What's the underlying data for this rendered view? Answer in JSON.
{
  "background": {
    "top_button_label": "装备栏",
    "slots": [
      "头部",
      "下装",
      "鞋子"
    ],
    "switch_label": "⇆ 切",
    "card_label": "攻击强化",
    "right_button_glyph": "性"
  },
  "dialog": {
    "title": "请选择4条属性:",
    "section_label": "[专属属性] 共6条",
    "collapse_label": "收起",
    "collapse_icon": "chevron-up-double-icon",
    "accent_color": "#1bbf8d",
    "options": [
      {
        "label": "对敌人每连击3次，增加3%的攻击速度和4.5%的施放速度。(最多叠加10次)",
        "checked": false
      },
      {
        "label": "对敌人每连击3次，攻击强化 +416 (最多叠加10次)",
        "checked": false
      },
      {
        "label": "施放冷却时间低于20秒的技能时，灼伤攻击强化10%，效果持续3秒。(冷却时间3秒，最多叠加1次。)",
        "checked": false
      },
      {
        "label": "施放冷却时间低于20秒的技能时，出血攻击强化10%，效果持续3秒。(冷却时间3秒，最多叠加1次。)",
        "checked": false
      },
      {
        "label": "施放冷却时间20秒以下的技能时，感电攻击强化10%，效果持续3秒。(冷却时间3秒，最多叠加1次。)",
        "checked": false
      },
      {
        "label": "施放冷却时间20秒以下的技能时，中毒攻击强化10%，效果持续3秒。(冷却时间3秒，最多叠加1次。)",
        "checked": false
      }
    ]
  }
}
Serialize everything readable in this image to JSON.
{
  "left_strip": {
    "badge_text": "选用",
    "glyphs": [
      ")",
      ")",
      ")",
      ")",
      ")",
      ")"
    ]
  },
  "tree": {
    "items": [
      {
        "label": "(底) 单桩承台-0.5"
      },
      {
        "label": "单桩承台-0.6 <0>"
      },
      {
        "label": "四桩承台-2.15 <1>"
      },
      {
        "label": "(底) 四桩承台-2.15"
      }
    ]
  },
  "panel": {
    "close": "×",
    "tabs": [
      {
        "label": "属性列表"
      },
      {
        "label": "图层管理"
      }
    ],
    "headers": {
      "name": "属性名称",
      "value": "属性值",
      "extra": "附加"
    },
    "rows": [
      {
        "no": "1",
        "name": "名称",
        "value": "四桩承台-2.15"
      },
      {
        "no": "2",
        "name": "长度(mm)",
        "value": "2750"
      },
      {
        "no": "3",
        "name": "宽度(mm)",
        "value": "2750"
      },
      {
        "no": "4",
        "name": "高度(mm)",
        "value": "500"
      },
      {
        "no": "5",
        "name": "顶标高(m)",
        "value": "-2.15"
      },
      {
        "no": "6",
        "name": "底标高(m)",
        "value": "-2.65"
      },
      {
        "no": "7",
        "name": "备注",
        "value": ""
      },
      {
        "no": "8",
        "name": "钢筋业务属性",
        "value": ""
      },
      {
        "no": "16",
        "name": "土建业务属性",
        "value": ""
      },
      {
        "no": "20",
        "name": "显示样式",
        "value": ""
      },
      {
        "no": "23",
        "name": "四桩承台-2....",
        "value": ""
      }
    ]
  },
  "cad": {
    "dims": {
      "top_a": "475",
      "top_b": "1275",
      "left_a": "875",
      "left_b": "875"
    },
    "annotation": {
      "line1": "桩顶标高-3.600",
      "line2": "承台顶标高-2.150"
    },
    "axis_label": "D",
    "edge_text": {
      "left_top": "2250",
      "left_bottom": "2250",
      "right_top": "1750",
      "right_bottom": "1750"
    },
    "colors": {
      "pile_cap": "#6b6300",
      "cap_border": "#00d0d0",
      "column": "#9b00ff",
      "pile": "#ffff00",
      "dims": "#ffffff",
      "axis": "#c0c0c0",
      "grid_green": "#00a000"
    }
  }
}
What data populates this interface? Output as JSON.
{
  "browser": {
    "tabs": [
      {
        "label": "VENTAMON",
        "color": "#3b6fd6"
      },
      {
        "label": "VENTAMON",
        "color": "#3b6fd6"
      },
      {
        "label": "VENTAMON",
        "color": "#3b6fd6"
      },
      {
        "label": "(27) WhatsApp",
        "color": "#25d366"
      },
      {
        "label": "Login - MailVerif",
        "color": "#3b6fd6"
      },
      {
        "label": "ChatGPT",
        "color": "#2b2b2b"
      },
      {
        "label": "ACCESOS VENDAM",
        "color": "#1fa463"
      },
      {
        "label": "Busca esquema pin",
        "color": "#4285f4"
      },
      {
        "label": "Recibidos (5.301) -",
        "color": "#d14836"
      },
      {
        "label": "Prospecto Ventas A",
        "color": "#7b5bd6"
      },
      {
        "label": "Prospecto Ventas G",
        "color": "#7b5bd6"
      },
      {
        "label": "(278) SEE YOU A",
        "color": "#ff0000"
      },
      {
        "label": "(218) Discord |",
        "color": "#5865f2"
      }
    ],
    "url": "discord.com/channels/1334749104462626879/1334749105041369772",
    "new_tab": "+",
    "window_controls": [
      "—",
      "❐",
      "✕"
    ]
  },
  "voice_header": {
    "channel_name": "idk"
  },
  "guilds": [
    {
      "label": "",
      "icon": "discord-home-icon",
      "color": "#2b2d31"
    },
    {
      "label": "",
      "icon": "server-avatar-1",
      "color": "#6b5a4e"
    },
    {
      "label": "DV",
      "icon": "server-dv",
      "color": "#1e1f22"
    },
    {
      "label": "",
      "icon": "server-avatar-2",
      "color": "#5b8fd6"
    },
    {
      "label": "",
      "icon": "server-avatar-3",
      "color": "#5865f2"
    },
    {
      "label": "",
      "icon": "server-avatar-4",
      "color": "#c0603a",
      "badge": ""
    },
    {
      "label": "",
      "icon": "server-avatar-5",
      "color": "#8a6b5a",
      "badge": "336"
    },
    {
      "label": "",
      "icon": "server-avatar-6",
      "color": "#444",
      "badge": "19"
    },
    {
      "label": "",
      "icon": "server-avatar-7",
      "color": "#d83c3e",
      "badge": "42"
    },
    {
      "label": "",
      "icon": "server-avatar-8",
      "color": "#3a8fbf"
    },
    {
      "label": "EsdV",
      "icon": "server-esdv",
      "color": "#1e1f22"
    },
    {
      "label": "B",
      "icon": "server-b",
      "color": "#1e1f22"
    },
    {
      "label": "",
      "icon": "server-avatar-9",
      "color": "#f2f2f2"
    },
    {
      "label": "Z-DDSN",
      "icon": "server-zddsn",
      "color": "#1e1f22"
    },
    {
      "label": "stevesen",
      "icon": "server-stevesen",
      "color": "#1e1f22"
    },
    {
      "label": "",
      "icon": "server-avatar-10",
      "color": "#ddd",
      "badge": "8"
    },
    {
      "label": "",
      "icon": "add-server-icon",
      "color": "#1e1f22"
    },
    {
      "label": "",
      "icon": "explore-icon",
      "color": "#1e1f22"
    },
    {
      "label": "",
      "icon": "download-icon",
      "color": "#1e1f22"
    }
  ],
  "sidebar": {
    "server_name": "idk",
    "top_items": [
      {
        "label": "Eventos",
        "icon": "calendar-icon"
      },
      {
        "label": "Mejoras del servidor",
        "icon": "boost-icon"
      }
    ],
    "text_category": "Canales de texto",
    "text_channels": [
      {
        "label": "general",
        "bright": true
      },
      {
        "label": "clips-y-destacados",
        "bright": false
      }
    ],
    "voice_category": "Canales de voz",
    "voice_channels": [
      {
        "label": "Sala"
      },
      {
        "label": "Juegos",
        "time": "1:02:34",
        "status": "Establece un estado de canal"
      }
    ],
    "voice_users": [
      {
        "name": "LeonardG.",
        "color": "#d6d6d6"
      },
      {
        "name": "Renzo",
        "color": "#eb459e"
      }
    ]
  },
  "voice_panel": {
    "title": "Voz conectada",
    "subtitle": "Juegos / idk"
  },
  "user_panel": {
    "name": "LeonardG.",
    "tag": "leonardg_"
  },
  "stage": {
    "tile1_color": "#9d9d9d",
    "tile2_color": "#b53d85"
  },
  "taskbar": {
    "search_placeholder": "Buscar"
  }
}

::::

> [Objective]:
Pull out and copy each line containing the string "Ventas".

> [Answer in full]:
        "label": "Prospecto Ventas A",
        "label": "Prospecto Ventas G",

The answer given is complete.